Task brief: Copy every line of the data in which the word "عقبة" occurs.

Available data:
• • • • • • •

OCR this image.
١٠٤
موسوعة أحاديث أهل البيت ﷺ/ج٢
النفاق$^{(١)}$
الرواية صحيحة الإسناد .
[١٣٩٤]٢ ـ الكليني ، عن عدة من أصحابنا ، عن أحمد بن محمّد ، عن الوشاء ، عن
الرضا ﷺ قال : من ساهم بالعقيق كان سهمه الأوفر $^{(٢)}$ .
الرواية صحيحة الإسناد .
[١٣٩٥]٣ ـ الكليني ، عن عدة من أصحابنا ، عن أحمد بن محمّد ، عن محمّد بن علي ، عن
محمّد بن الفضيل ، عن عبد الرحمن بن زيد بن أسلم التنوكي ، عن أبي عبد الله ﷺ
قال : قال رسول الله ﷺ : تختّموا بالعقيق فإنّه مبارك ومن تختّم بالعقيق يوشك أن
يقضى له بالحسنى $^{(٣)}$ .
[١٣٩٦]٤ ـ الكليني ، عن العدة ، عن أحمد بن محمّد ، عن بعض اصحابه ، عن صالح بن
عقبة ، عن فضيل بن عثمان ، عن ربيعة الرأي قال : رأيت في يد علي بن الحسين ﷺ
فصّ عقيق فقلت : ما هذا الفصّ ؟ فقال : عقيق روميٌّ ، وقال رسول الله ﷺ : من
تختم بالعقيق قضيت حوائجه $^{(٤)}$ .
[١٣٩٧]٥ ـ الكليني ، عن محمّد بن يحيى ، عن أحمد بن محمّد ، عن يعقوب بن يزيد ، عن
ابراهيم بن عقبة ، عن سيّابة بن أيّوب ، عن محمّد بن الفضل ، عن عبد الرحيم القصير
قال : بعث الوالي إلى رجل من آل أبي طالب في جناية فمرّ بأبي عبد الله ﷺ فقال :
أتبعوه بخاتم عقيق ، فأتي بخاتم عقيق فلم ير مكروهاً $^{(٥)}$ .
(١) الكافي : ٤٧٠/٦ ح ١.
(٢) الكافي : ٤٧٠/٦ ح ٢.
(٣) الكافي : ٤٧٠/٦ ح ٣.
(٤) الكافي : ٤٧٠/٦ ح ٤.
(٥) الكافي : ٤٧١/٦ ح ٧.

• • • • • • •

Answer in full:
عقبة ، عن فضيل بن عثمان ، عن ربيعة الرأي قال : رأيت في يد علي بن الحسين ﷺ
ابراهيم بن عقبة ، عن سيّابة بن أيّوب ، عن محمّد بن الفضل ، عن عبد الرحيم القصير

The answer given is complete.